Data for processing —
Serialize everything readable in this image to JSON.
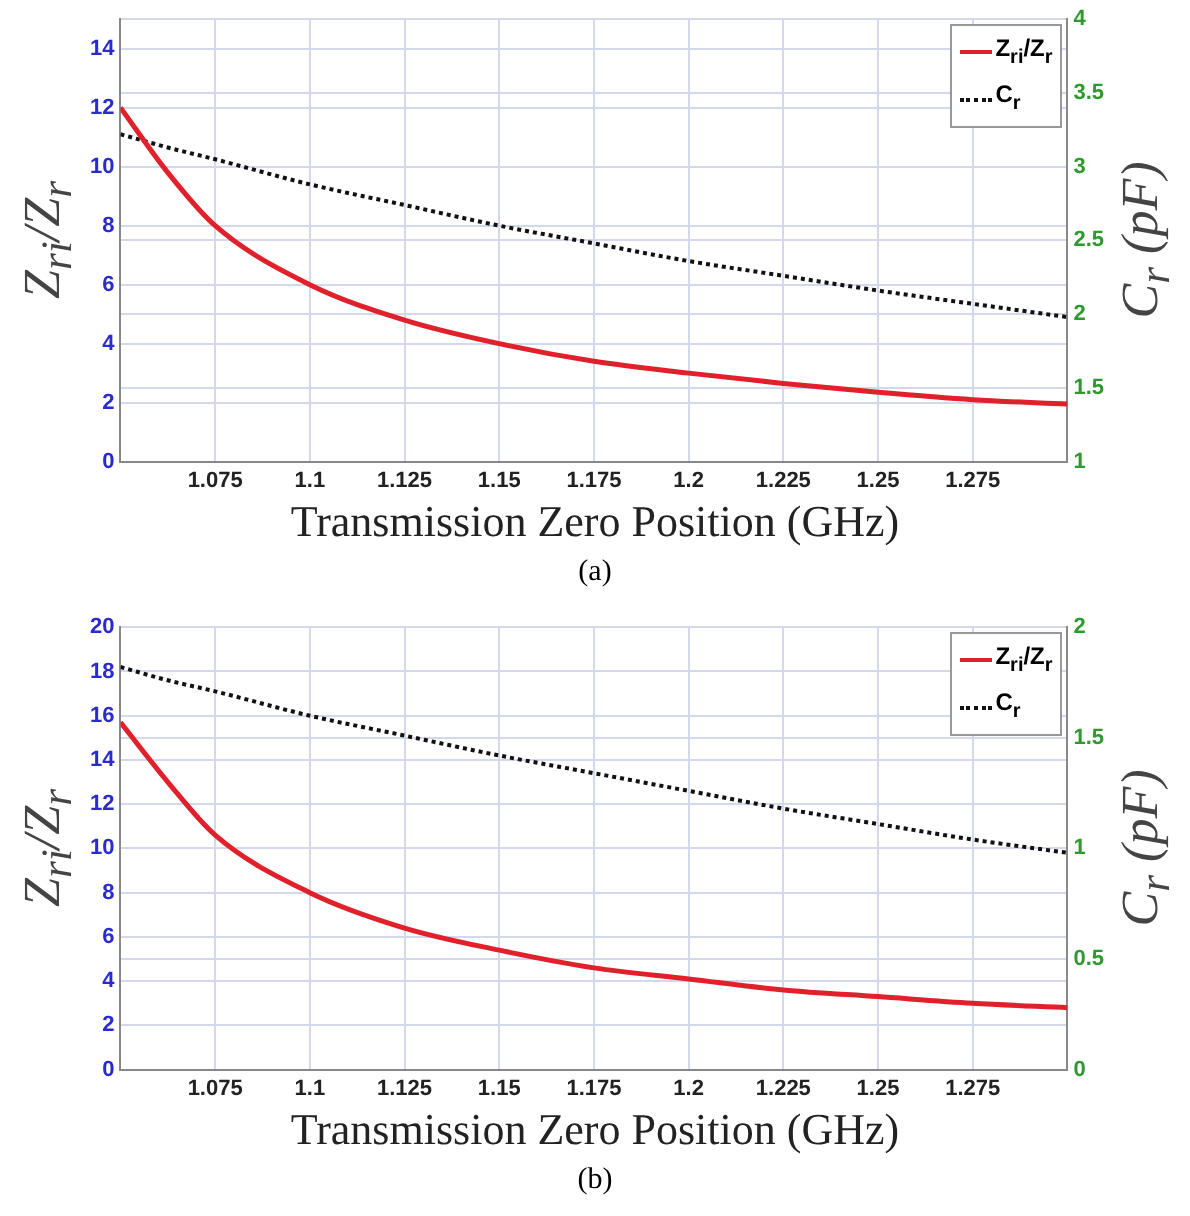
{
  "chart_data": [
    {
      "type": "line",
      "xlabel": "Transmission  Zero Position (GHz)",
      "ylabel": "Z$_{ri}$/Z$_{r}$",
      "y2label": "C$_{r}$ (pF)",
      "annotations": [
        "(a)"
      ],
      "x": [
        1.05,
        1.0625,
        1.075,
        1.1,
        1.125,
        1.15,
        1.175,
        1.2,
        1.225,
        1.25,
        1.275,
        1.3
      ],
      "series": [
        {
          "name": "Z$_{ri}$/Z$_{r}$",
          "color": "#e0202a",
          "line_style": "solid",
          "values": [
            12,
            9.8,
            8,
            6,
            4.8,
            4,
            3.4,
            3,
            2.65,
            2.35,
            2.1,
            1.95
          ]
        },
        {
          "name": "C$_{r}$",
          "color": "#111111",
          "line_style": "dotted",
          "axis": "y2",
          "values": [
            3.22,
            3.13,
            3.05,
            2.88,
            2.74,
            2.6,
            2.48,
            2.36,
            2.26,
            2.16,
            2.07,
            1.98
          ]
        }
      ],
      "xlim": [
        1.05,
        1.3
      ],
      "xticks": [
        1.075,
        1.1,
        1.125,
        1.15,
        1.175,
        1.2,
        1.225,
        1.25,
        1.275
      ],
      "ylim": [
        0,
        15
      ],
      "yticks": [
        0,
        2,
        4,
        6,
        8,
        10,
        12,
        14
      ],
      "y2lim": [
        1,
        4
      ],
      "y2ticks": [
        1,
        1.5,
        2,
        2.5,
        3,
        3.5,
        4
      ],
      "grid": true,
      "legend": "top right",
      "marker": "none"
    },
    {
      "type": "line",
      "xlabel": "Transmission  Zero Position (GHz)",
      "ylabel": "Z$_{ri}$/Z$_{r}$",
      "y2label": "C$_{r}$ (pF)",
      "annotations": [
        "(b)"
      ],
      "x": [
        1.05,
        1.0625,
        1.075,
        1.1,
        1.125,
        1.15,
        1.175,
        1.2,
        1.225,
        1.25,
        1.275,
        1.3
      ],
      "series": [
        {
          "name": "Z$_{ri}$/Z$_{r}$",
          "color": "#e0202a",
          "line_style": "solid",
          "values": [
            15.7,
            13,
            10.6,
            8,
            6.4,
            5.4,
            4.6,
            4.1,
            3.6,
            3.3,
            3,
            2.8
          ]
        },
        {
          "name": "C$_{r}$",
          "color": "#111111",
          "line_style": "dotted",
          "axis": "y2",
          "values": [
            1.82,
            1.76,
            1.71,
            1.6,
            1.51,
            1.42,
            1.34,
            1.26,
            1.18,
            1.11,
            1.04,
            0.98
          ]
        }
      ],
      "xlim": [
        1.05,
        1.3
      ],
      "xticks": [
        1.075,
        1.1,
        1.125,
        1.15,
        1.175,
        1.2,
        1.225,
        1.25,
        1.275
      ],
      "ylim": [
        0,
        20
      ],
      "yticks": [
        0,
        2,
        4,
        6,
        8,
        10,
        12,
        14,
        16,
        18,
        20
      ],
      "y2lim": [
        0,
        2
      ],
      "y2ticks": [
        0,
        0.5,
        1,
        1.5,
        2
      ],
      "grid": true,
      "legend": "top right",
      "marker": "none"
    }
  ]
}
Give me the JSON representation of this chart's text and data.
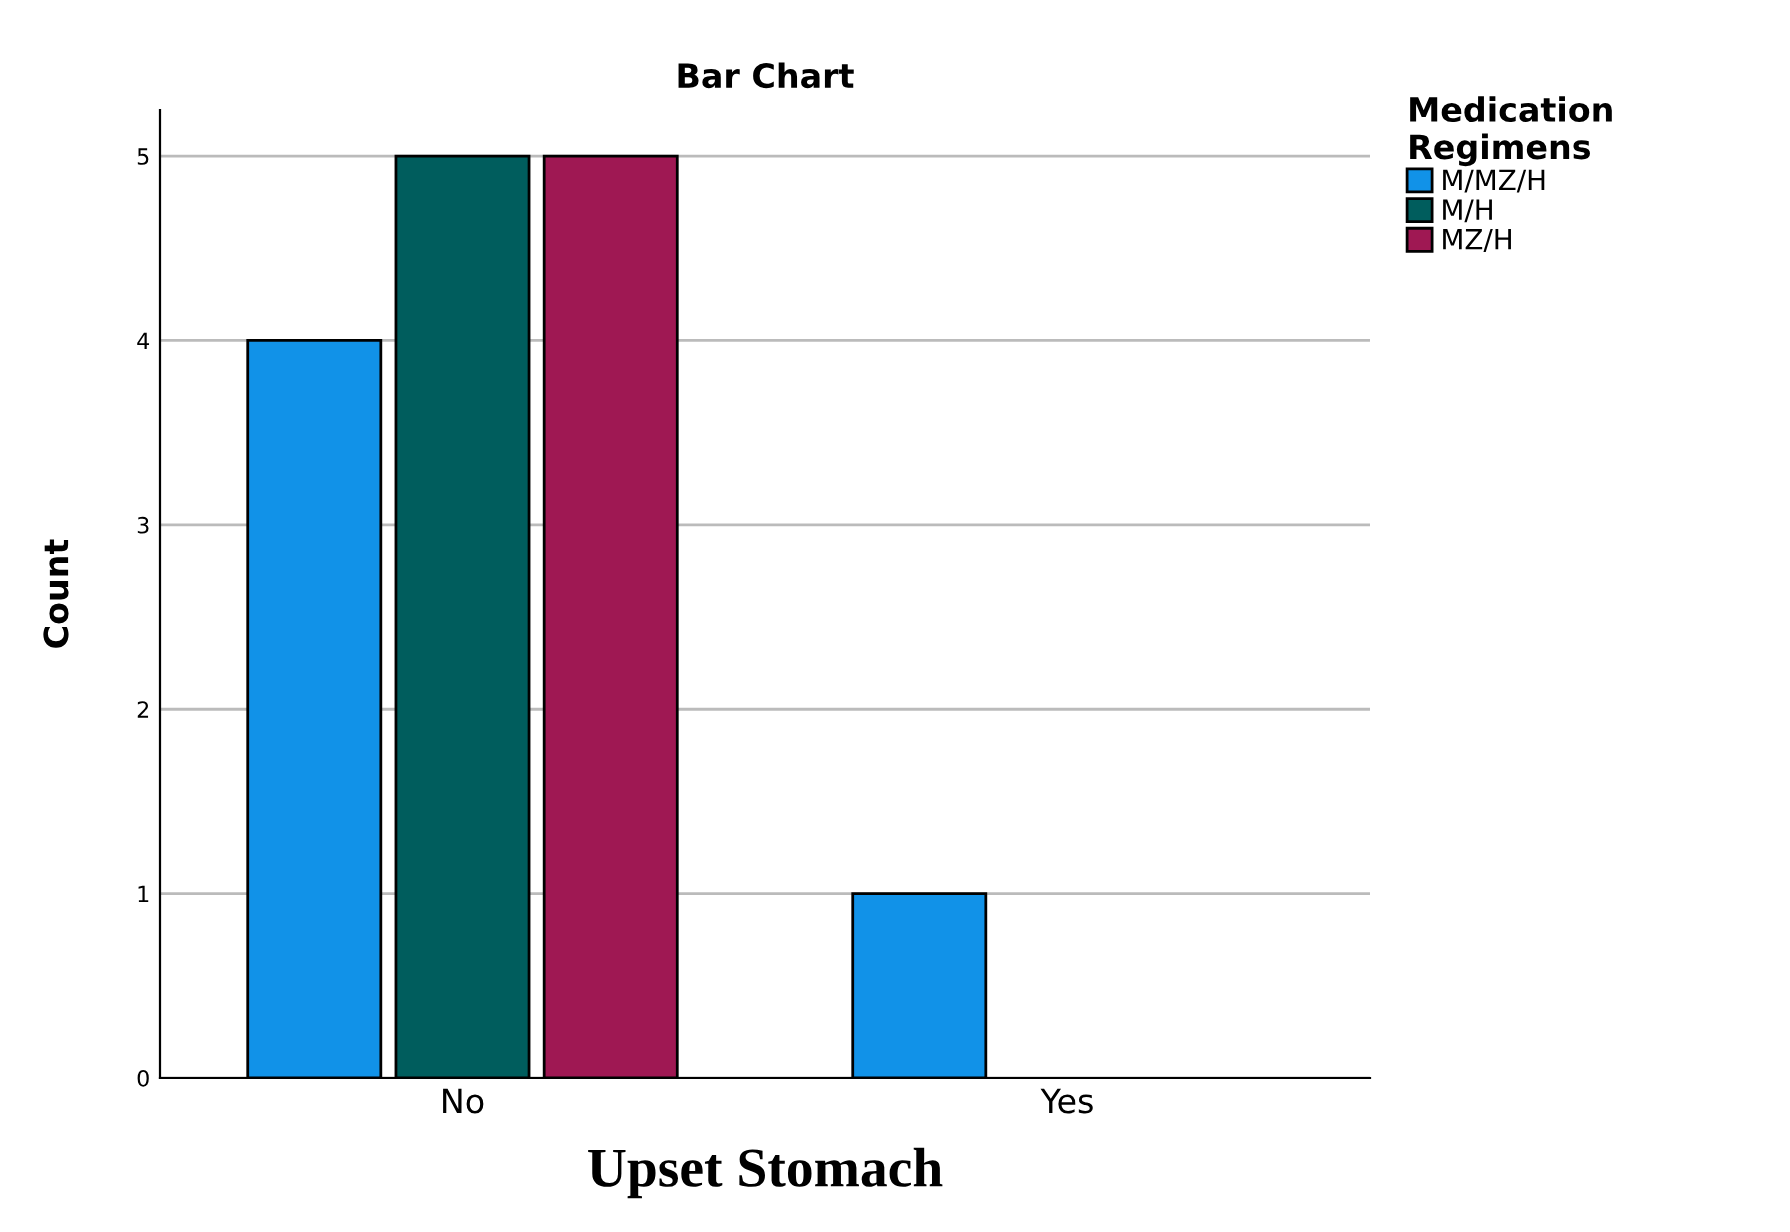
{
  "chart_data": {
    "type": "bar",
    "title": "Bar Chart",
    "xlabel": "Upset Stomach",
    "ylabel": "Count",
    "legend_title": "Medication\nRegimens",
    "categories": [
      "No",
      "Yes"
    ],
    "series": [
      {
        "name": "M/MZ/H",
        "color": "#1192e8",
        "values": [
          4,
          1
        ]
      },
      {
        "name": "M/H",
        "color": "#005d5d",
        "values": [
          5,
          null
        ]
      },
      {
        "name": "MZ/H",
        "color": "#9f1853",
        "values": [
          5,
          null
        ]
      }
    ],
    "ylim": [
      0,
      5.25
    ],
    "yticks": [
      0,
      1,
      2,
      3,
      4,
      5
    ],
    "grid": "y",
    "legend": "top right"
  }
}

Challenge — Go through the data above and transcribe it in full, omitting any image.

Result of the exercise —
Serialize everything readable in this image to JSON.
{
  "chart_data": [
    {
      "type": "line",
      "xlabel": "Transmission  Zero Position (GHz)",
      "ylabel": "Z$_{ri}$/Z$_{r}$",
      "y2label": "C$_{r}$ (pF)",
      "annotations": [
        "(a)"
      ],
      "x": [
        1.05,
        1.0625,
        1.075,
        1.1,
        1.125,
        1.15,
        1.175,
        1.2,
        1.225,
        1.25,
        1.275,
        1.3
      ],
      "series": [
        {
          "name": "Z$_{ri}$/Z$_{r}$",
          "color": "#e0202a",
          "line_style": "solid",
          "values": [
            12,
            9.8,
            8,
            6,
            4.8,
            4,
            3.4,
            3,
            2.65,
            2.35,
            2.1,
            1.95
          ]
        },
        {
          "name": "C$_{r}$",
          "color": "#111111",
          "line_style": "dotted",
          "axis": "y2",
          "values": [
            3.22,
            3.13,
            3.05,
            2.88,
            2.74,
            2.6,
            2.48,
            2.36,
            2.26,
            2.16,
            2.07,
            1.98
          ]
        }
      ],
      "xlim": [
        1.05,
        1.3
      ],
      "xticks": [
        1.075,
        1.1,
        1.125,
        1.15,
        1.175,
        1.2,
        1.225,
        1.25,
        1.275
      ],
      "ylim": [
        0,
        15
      ],
      "yticks": [
        0,
        2,
        4,
        6,
        8,
        10,
        12,
        14
      ],
      "y2lim": [
        1,
        4
      ],
      "y2ticks": [
        1,
        1.5,
        2,
        2.5,
        3,
        3.5,
        4
      ],
      "grid": true,
      "legend": "top right",
      "marker": "none"
    },
    {
      "type": "line",
      "xlabel": "Transmission  Zero Position (GHz)",
      "ylabel": "Z$_{ri}$/Z$_{r}$",
      "y2label": "C$_{r}$ (pF)",
      "annotations": [
        "(b)"
      ],
      "x": [
        1.05,
        1.0625,
        1.075,
        1.1,
        1.125,
        1.15,
        1.175,
        1.2,
        1.225,
        1.25,
        1.275,
        1.3
      ],
      "series": [
        {
          "name": "Z$_{ri}$/Z$_{r}$",
          "color": "#e0202a",
          "line_style": "solid",
          "values": [
            15.7,
            13,
            10.6,
            8,
            6.4,
            5.4,
            4.6,
            4.1,
            3.6,
            3.3,
            3,
            2.8
          ]
        },
        {
          "name": "C$_{r}$",
          "color": "#111111",
          "line_style": "dotted",
          "axis": "y2",
          "values": [
            1.82,
            1.76,
            1.71,
            1.6,
            1.51,
            1.42,
            1.34,
            1.26,
            1.18,
            1.11,
            1.04,
            0.98
          ]
        }
      ],
      "xlim": [
        1.05,
        1.3
      ],
      "xticks": [
        1.075,
        1.1,
        1.125,
        1.15,
        1.175,
        1.2,
        1.225,
        1.25,
        1.275
      ],
      "ylim": [
        0,
        20
      ],
      "yticks": [
        0,
        2,
        4,
        6,
        8,
        10,
        12,
        14,
        16,
        18,
        20
      ],
      "y2lim": [
        0,
        2
      ],
      "y2ticks": [
        0,
        0.5,
        1,
        1.5,
        2
      ],
      "grid": true,
      "legend": "top right",
      "marker": "none"
    }
  ]
}
Give me the JSON representation of this chart's text and data.
{
  "chart_data": {
    "type": "bar",
    "title": "Bar Chart",
    "xlabel": "Upset Stomach",
    "ylabel": "Count",
    "legend_title": "Medication\nRegimens",
    "categories": [
      "No",
      "Yes"
    ],
    "series": [
      {
        "name": "M/MZ/H",
        "color": "#1192e8",
        "values": [
          4,
          1
        ]
      },
      {
        "name": "M/H",
        "color": "#005d5d",
        "values": [
          5,
          null
        ]
      },
      {
        "name": "MZ/H",
        "color": "#9f1853",
        "values": [
          5,
          null
        ]
      }
    ],
    "ylim": [
      0,
      5.25
    ],
    "yticks": [
      0,
      1,
      2,
      3,
      4,
      5
    ],
    "grid": "y",
    "legend": "top right"
  }
}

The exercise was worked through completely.